**Provided entries:**
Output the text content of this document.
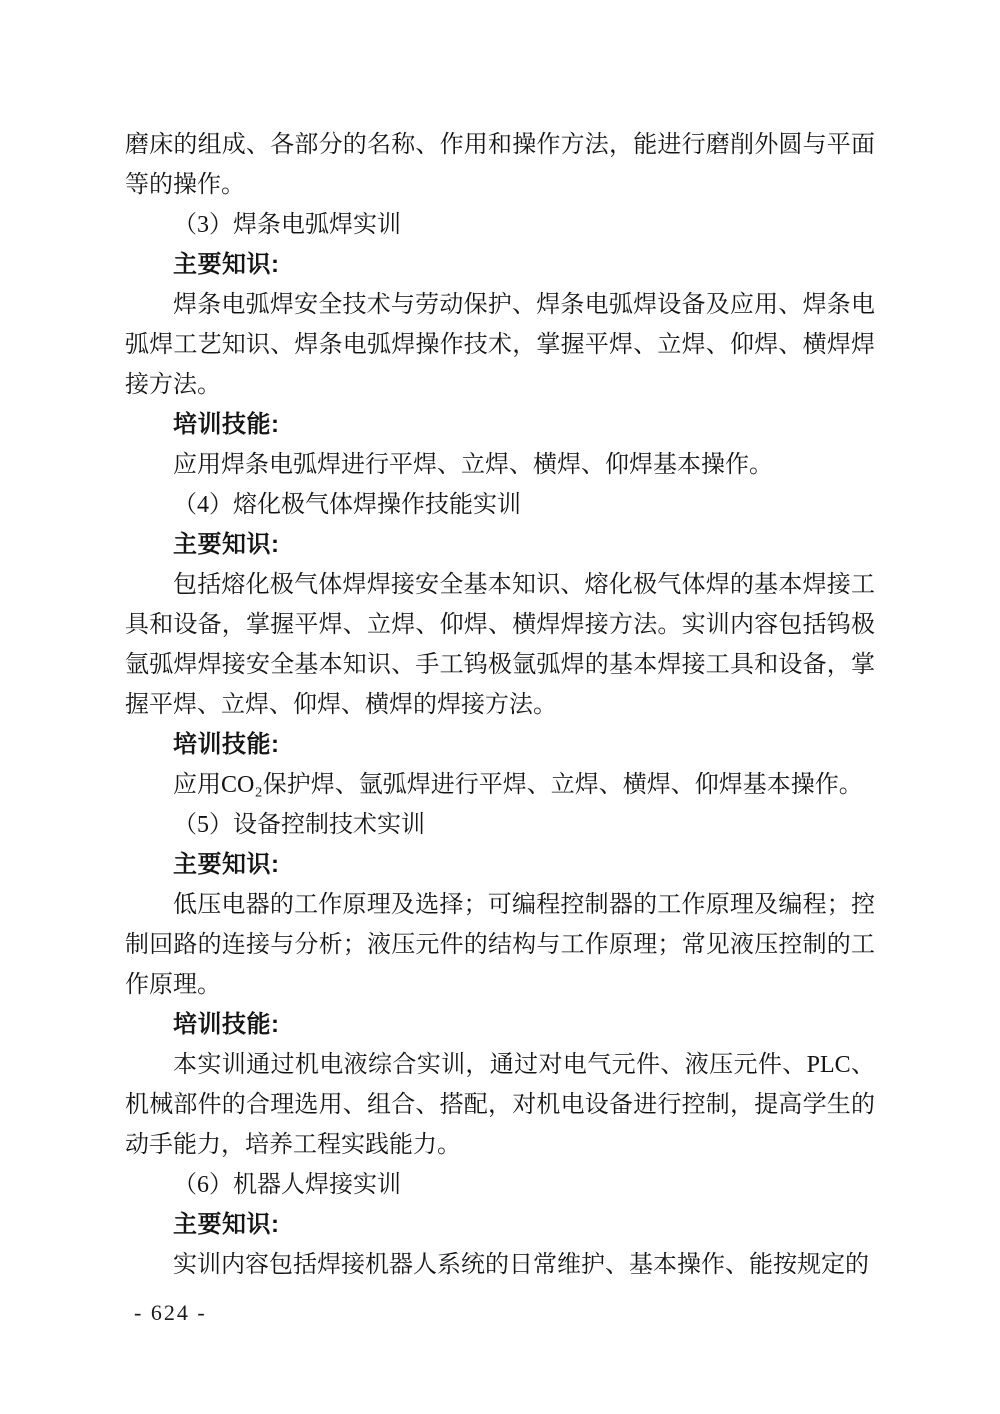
磨床的组成、各部分的名称、作用和操作方法，能进行磨削外圆与平面等的操作。

（3）焊条电弧焊实训

主要知识:

焊条电弧焊安全技术与劳动保护、焊条电弧焊设备及应用、焊条电弧焊工艺知识、焊条电弧焊操作技术，掌握平焊、立焊、仰焊、横焊焊接方法。

培训技能:

应用焊条电弧焊进行平焊、立焊、横焊、仰焊基本操作。

（4）熔化极气体焊操作技能实训

主要知识:

包括熔化极气体焊焊接安全基本知识、熔化极气体焊的基本焊接工具和设备，掌握平焊、立焊、仰焊、横焊焊接方法。实训内容包括钨极氩弧焊焊接安全基本知识、手工钨极氩弧焊的基本焊接工具和设备，掌握平焊、立焊、仰焊、横焊的焊接方法。

培训技能:

应用CO₂保护焊、氩弧焊进行平焊、立焊、横焊、仰焊基本操作。

（5）设备控制技术实训

主要知识:

低压电器的工作原理及选择；可编程控制器的工作原理及编程；控制回路的连接与分析；液压元件的结构与工作原理；常见液压控制的工作原理。

培训技能:

本实训通过机电液综合实训，通过对电气元件、液压元件、PLC、机械部件的合理选用、组合、搭配，对机电设备进行控制，提高学生的动手能力，培养工程实践能力。

（6）机器人焊接实训

主要知识:

实训内容包括焊接机器人系统的日常维护、基本操作、能按规定的

- 624 -
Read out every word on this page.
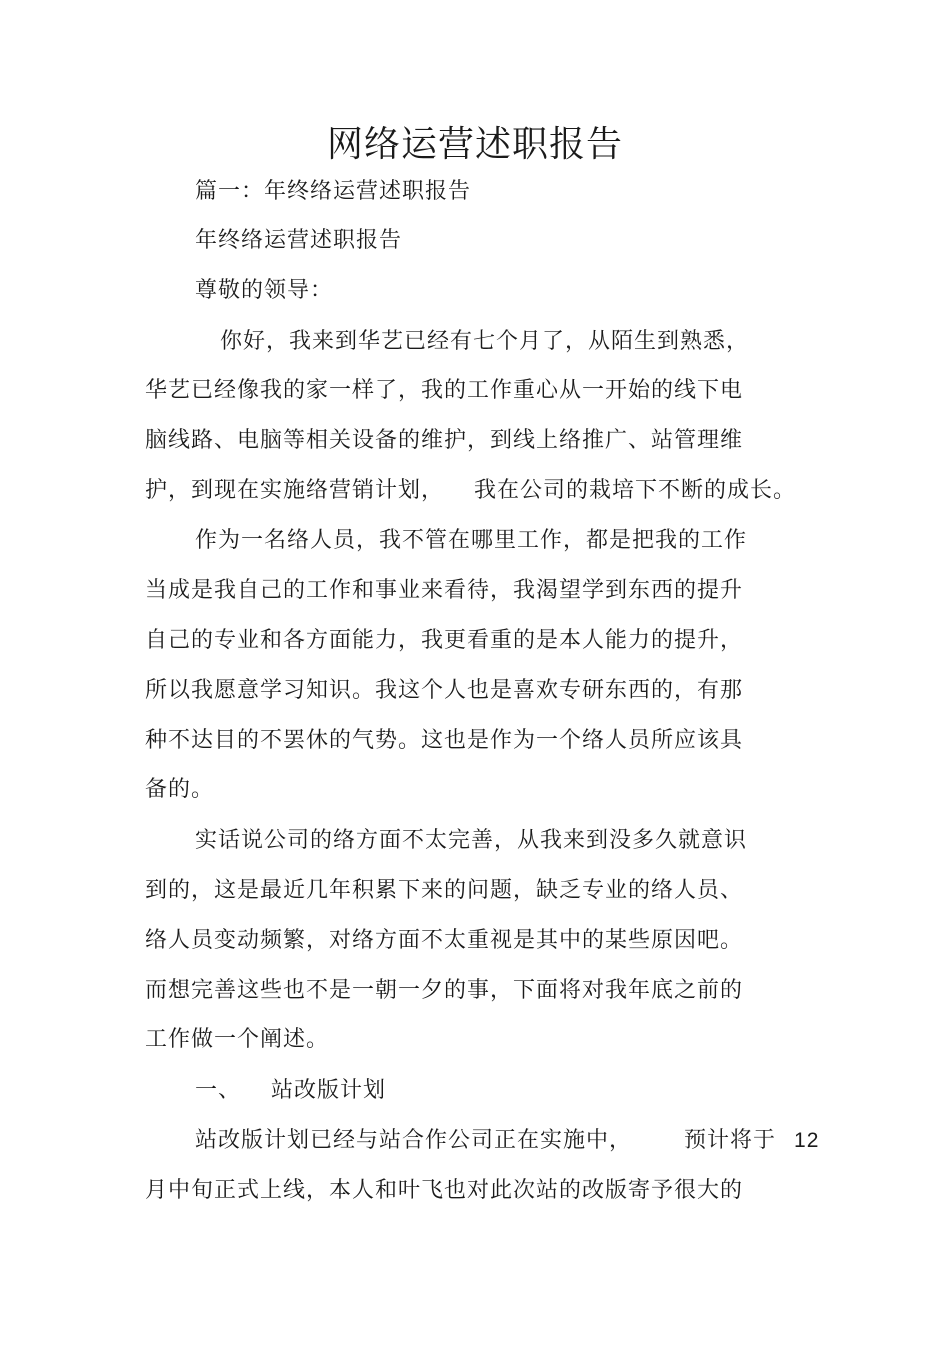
网络运营述职报告
篇一：年终络运营述职报告
年终络运营述职报告
尊敬的领导：
你好，我来到华艺已经有七个月了，从陌生到熟悉，
华艺已经像我的家一样了，我的工作重心从一开始的线下电
脑线路、电脑等相关设备的维护，到线上络推广、站管理维
护，到现在实施络营销计划， 我在公司的栽培下不断的成长。
作为一名络人员，我不管在哪里工作，都是把我的工作
当成是我自己的工作和事业来看待，我渴望学到东西的提升
自己的专业和各方面能力，我更看重的是本人能力的提升，
所以我愿意学习知识。我这个人也是喜欢专研东西的，有那
种不达目的不罢休的气势。这也是作为一个络人员所应该具
备的。
实话说公司的络方面不太完善，从我来到没多久就意识
到的，这是最近几年积累下来的问题，缺乏专业的络人员、
络人员变动频繁，对络方面不太重视是其中的某些原因吧。
而想完善这些也不是一朝一夕的事，下面将对我年底之前的
工作做一个阐述。
一、 站改版计划
站改版计划已经与站合作公司正在实施中， 预计将于 12
月中旬正式上线，本人和叶飞也对此次站的改版寄予很大的
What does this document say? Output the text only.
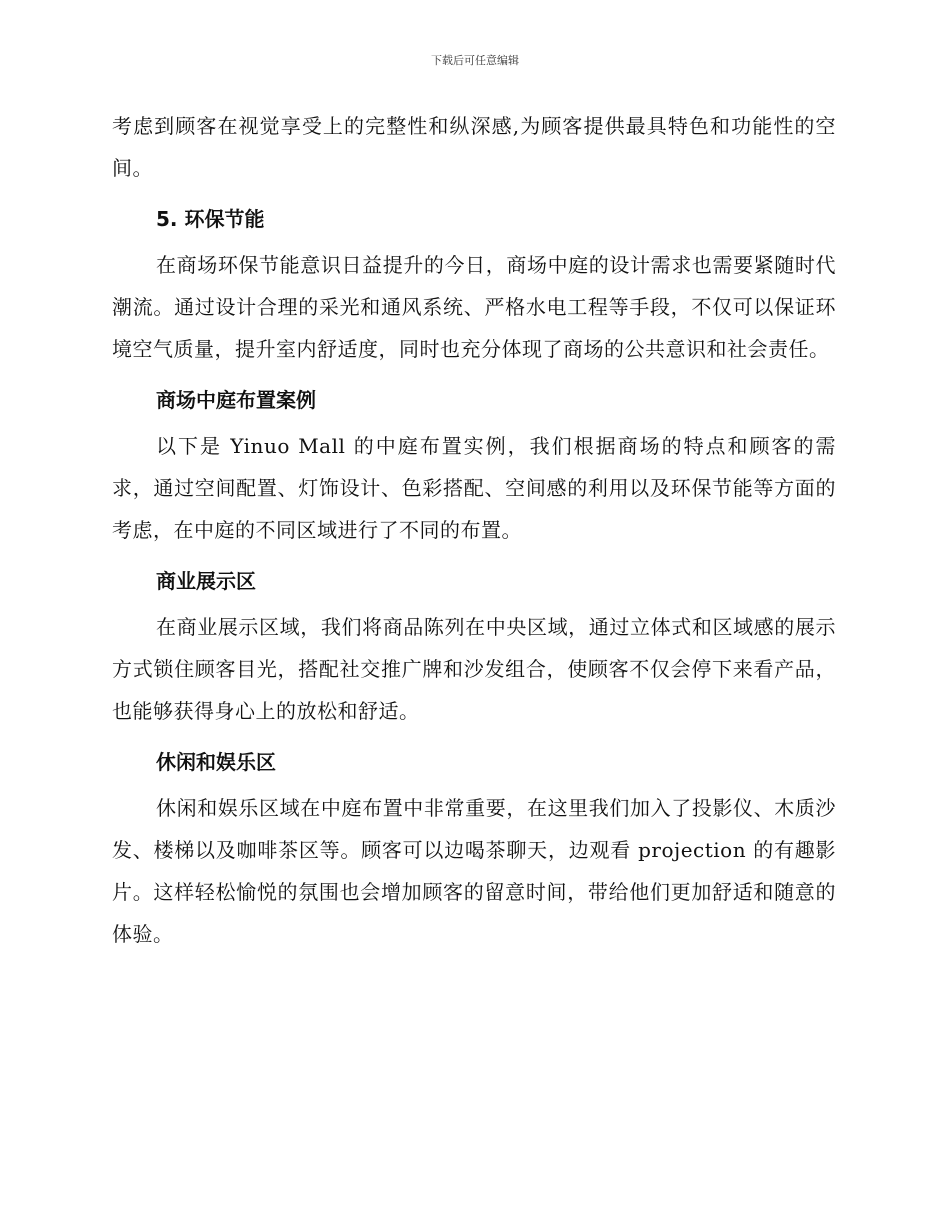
下载后可任意编辑

考虑到顾客在视觉享受上的完整性和纵深感,为顾客提供最具特色和功能性的空间。

5. 环保节能

在商场环保节能意识日益提升的今日，商场中庭的设计需求也需要紧随时代潮流。通过设计合理的采光和通风系统、严格水电工程等手段，不仅可以保证环境空气质量，提升室内舒适度，同时也充分体现了商场的公共意识和社会责任。

商场中庭布置案例

以下是 Yinuo Mall 的中庭布置实例，我们根据商场的特点和顾客的需求，通过空间配置、灯饰设计、色彩搭配、空间感的利用以及环保节能等方面的考虑，在中庭的不同区域进行了不同的布置。

商业展示区

在商业展示区域，我们将商品陈列在中央区域，通过立体式和区域感的展示方式锁住顾客目光，搭配社交推广牌和沙发组合，使顾客不仅会停下来看产品，也能够获得身心上的放松和舒适。

休闲和娱乐区

休闲和娱乐区域在中庭布置中非常重要，在这里我们加入了投影仪、木质沙发、楼梯以及咖啡茶区等。顾客可以边喝茶聊天，边观看 projection 的有趣影片。这样轻松愉悦的氛围也会增加顾客的留意时间，带给他们更加舒适和随意的体验。
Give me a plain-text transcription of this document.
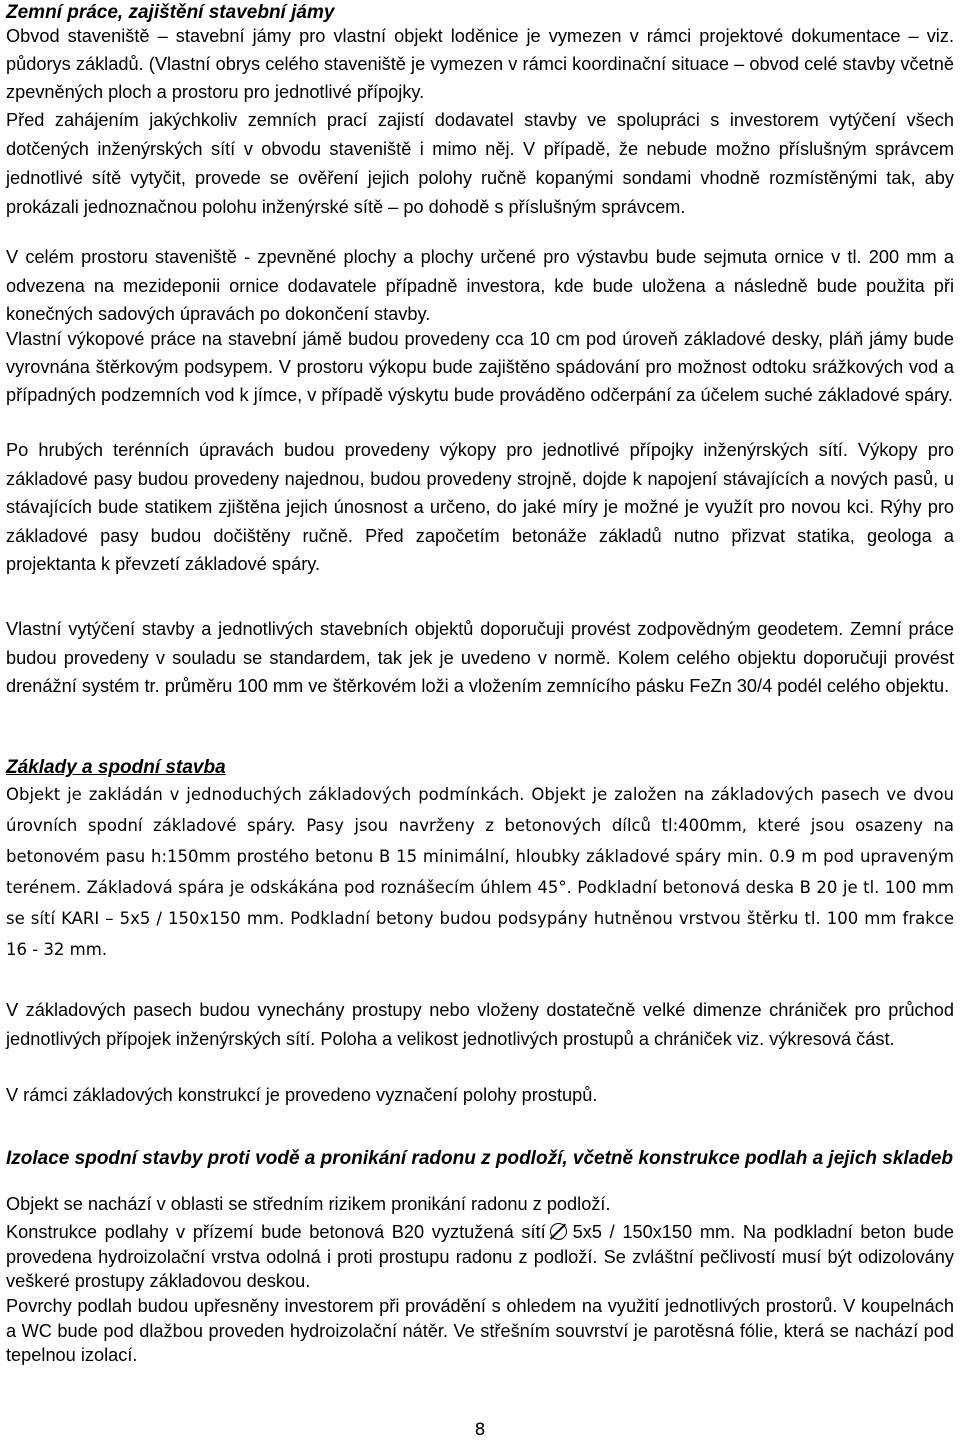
Zemní práce, zajištění stavební jámy

Obvod staveniště – stavební jámy pro vlastní objekt loděnice je vymezen v rámci projektové dokumentace – viz. půdorys základů. (Vlastní obrys celého staveniště je vymezen v rámci koordinační situace – obvod celé stavby včetně zpevněných ploch a prostoru pro jednotlivé přípojky.

Před zahájením jakýchkoliv zemních prací zajistí dodavatel stavby ve spolupráci s investorem vytýčení všech dotčených inženýrských sítí v obvodu staveniště i mimo něj. V případě, že nebude možno příslušným správcem jednotlivé sítě vytyčit, provede se ověření jejich polohy ručně kopanými sondami vhodně rozmístěnými tak, aby prokázali jednoznačnou polohu inženýrské sítě – po dohodě s příslušným správcem.

V celém prostoru staveniště - zpevněné plochy a plochy určené pro výstavbu bude sejmuta ornice v tl. 200 mm a odvezena na mezideponii ornice dodavatele případně investora, kde bude uložena a následně bude použita při konečných sadových úpravách po dokončení stavby.

Vlastní výkopové práce na stavební jámě budou provedeny cca 10 cm pod úroveň základové desky, pláň jámy bude vyrovnána štěrkovým podsypem. V prostoru výkopu bude zajištěno spádování pro možnost odtoku srážkových vod a případných podzemních vod k jímce, v případě výskytu bude prováděno odčerpání za účelem suché základové spáry.

Po hrubých terénních úpravách budou provedeny výkopy pro jednotlivé přípojky inženýrských sítí. Výkopy pro základové pasy budou provedeny najednou, budou provedeny strojně, dojde k napojení stávajících a nových pasů, u stávajících bude statikem zjištěna jejich únosnost a určeno, do jaké míry je možné je využít pro novou kci. Rýhy pro základové pasy budou dočištěny ručně. Před započetím betonáže základů nutno přizvat statika, geologa a projektanta k převzetí základové spáry.

Vlastní vytýčení stavby a jednotlivých stavebních objektů doporučuji provést zodpovědným geodetem. Zemní práce budou provedeny v souladu se standardem, tak jek je uvedeno v normě. Kolem celého objektu doporučuji provést drenážní systém tr. průměru 100 mm ve štěrkovém loži a vložením zemnícího pásku FeZn 30/4 podél celého objektu.

Základy a spodní stavba

Objekt je zakládán v jednoduchých základových podmínkách. Objekt je založen na základových pasech ve dvou úrovních spodní základové spáry. Pasy jsou navrženy z betonových dílců tl:400mm, které jsou osazeny na betonovém pasu h:150mm prostého betonu B 15 minimální, hloubky základové spáry min. 0.9 m pod upraveným terénem. Základová spára je odskákána pod roznášecím úhlem 45°. Podkladní betonová deska B 20 je tl. 100 mm se sítí KARI – 5x5 / 150x150 mm. Podkladní betony budou podsypány hutněnou vrstvou štěrku tl. 100 mm frakce 16 - 32 mm.

V základových pasech budou vynechány prostupy nebo vloženy dostatečně velké dimenze chrániček pro průchod jednotlivých přípojek inženýrských sítí. Poloha a velikost jednotlivých prostupů a chrániček viz. výkresová část.

V rámci základových konstrukcí je provedeno vyznačení polohy prostupů.

Izolace spodní stavby proti vodě a pronikání radonu z podloží, včetně konstrukce podlah a jejich skladeb

Objekt se nachází v oblasti se středním rizikem pronikání radonu z podloží.

Konstrukce podlahy v přízemí bude betonová B20 vyztužená sítí 5x5 / 150x150 mm. Na podkladní beton bude provedena hydroizolační vrstva odolná i proti prostupu radonu z podloží. Se zvláštní pečlivostí musí být odizolovány veškeré prostupy základovou deskou.

Povrchy podlah budou upřesněny investorem při provádění s ohledem na využití jednotlivých prostorů. V koupelnách a WC bude pod dlažbou proveden hydroizolační nátěr. Ve střešním souvrství je parotěsná fólie, která se nachází pod tepelnou izolací.

8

**Exercise requirements:**
Retype the whole listing exactly and leave the pictures out.

**Answer to the problem:**
Output the text content of this document.
磨床的组成、各部分的名称、作用和操作方法，能进行磨削外圆与平面等的操作。

（3）焊条电弧焊实训

主要知识:

焊条电弧焊安全技术与劳动保护、焊条电弧焊设备及应用、焊条电弧焊工艺知识、焊条电弧焊操作技术，掌握平焊、立焊、仰焊、横焊焊接方法。

培训技能:

应用焊条电弧焊进行平焊、立焊、横焊、仰焊基本操作。

（4）熔化极气体焊操作技能实训

主要知识:

包括熔化极气体焊焊接安全基本知识、熔化极气体焊的基本焊接工具和设备，掌握平焊、立焊、仰焊、横焊焊接方法。实训内容包括钨极氩弧焊焊接安全基本知识、手工钨极氩弧焊的基本焊接工具和设备，掌握平焊、立焊、仰焊、横焊的焊接方法。

培训技能:

应用CO₂保护焊、氩弧焊进行平焊、立焊、横焊、仰焊基本操作。

（5）设备控制技术实训

主要知识:

低压电器的工作原理及选择；可编程控制器的工作原理及编程；控制回路的连接与分析；液压元件的结构与工作原理；常见液压控制的工作原理。

培训技能:

本实训通过机电液综合实训，通过对电气元件、液压元件、PLC、机械部件的合理选用、组合、搭配，对机电设备进行控制，提高学生的动手能力，培养工程实践能力。

（6）机器人焊接实训

主要知识:

实训内容包括焊接机器人系统的日常维护、基本操作、能按规定的

- 624 -
Read out every word on this page.
网络运营述职报告
篇一：年终络运营述职报告
年终络运营述职报告
尊敬的领导：
你好，我来到华艺已经有七个月了，从陌生到熟悉，
华艺已经像我的家一样了，我的工作重心从一开始的线下电
脑线路、电脑等相关设备的维护，到线上络推广、站管理维
护，到现在实施络营销计划， 我在公司的栽培下不断的成长。
作为一名络人员，我不管在哪里工作，都是把我的工作
当成是我自己的工作和事业来看待，我渴望学到东西的提升
自己的专业和各方面能力，我更看重的是本人能力的提升，
所以我愿意学习知识。我这个人也是喜欢专研东西的，有那
种不达目的不罢休的气势。这也是作为一个络人员所应该具
备的。
实话说公司的络方面不太完善，从我来到没多久就意识
到的，这是最近几年积累下来的问题，缺乏专业的络人员、
络人员变动频繁，对络方面不太重视是其中的某些原因吧。
而想完善这些也不是一朝一夕的事，下面将对我年底之前的
工作做一个阐述。
一、 站改版计划
站改版计划已经与站合作公司正在实施中， 预计将于 12
月中旬正式上线，本人和叶飞也对此次站的改版寄予很大的
What does this document say? Output the text only.
下载后可任意编辑

考虑到顾客在视觉享受上的完整性和纵深感,为顾客提供最具特色和功能性的空间。

5. 环保节能

在商场环保节能意识日益提升的今日，商场中庭的设计需求也需要紧随时代潮流。通过设计合理的采光和通风系统、严格水电工程等手段，不仅可以保证环境空气质量，提升室内舒适度，同时也充分体现了商场的公共意识和社会责任。

商场中庭布置案例

以下是 Yinuo Mall 的中庭布置实例，我们根据商场的特点和顾客的需求，通过空间配置、灯饰设计、色彩搭配、空间感的利用以及环保节能等方面的考虑，在中庭的不同区域进行了不同的布置。

商业展示区

在商业展示区域，我们将商品陈列在中央区域，通过立体式和区域感的展示方式锁住顾客目光，搭配社交推广牌和沙发组合，使顾客不仅会停下来看产品，也能够获得身心上的放松和舒适。

休闲和娱乐区

休闲和娱乐区域在中庭布置中非常重要，在这里我们加入了投影仪、木质沙发、楼梯以及咖啡茶区等。顾客可以边喝茶聊天，边观看 projection 的有趣影片。这样轻松愉悦的氛围也会增加顾客的留意时间，带给他们更加舒适和随意的体验。
Give me a plain-text transcription of this document.
Zemní práce, zajištění stavební jámy

Obvod staveniště – stavební jámy pro vlastní objekt loděnice je vymezen v rámci projektové dokumentace – viz. půdorys základů. (Vlastní obrys celého staveniště je vymezen v rámci koordinační situace – obvod celé stavby včetně zpevněných ploch a prostoru pro jednotlivé přípojky.

Před zahájením jakýchkoliv zemních prací zajistí dodavatel stavby ve spolupráci s investorem vytýčení všech dotčených inženýrských sítí v obvodu staveniště i mimo něj. V případě, že nebude možno příslušným správcem jednotlivé sítě vytyčit, provede se ověření jejich polohy ručně kopanými sondami vhodně rozmístěnými tak, aby prokázali jednoznačnou polohu inženýrské sítě – po dohodě s příslušným správcem.

V celém prostoru staveniště - zpevněné plochy a plochy určené pro výstavbu bude sejmuta ornice v tl. 200 mm a odvezena na mezideponii ornice dodavatele případně investora, kde bude uložena a následně bude použita při konečných sadových úpravách po dokončení stavby.

Vlastní výkopové práce na stavební jámě budou provedeny cca 10 cm pod úroveň základové desky, pláň jámy bude vyrovnána štěrkovým podsypem. V prostoru výkopu bude zajištěno spádování pro možnost odtoku srážkových vod a případných podzemních vod k jímce, v případě výskytu bude prováděno odčerpání za účelem suché základové spáry.

Po hrubých terénních úpravách budou provedeny výkopy pro jednotlivé přípojky inženýrských sítí. Výkopy pro základové pasy budou provedeny najednou, budou provedeny strojně, dojde k napojení stávajících a nových pasů, u stávajících bude statikem zjištěna jejich únosnost a určeno, do jaké míry je možné je využít pro novou kci. Rýhy pro základové pasy budou dočištěny ručně. Před započetím betonáže základů nutno přizvat statika, geologa a projektanta k převzetí základové spáry.

Vlastní vytýčení stavby a jednotlivých stavebních objektů doporučuji provést zodpovědným geodetem. Zemní práce budou provedeny v souladu se standardem, tak jek je uvedeno v normě. Kolem celého objektu doporučuji provést drenážní systém tr. průměru 100 mm ve štěrkovém loži a vložením zemnícího pásku FeZn 30/4 podél celého objektu.

Základy a spodní stavba

Objekt je zakládán v jednoduchých základových podmínkách. Objekt je založen na základových pasech ve dvou úrovních spodní základové spáry. Pasy jsou navrženy z betonových dílců tl:400mm, které jsou osazeny na betonovém pasu h:150mm prostého betonu B 15 minimální, hloubky základové spáry min. 0.9 m pod upraveným terénem. Základová spára je odskákána pod roznášecím úhlem 45°. Podkladní betonová deska B 20 je tl. 100 mm se sítí KARI – 5x5 / 150x150 mm. Podkladní betony budou podsypány hutněnou vrstvou štěrku tl. 100 mm frakce 16 - 32 mm.

V základových pasech budou vynechány prostupy nebo vloženy dostatečně velké dimenze chrániček pro průchod jednotlivých přípojek inženýrských sítí. Poloha a velikost jednotlivých prostupů a chrániček viz. výkresová část.

V rámci základových konstrukcí je provedeno vyznačení polohy prostupů.

Izolace spodní stavby proti vodě a pronikání radonu z podloží, včetně konstrukce podlah a jejich skladeb

Objekt se nachází v oblasti se středním rizikem pronikání radonu z podloží.

Konstrukce podlahy v přízemí bude betonová B20 vyztužená sítí 5x5 / 150x150 mm. Na podkladní beton bude provedena hydroizolační vrstva odolná i proti prostupu radonu z podloží. Se zvláštní pečlivostí musí být odizolovány veškeré prostupy základovou deskou.

Povrchy podlah budou upřesněny investorem při provádění s ohledem na využití jednotlivých prostorů. V koupelnách a WC bude pod dlažbou proveden hydroizolační nátěr. Ve střešním souvrství je parotěsná fólie, která se nachází pod tepelnou izolací.

8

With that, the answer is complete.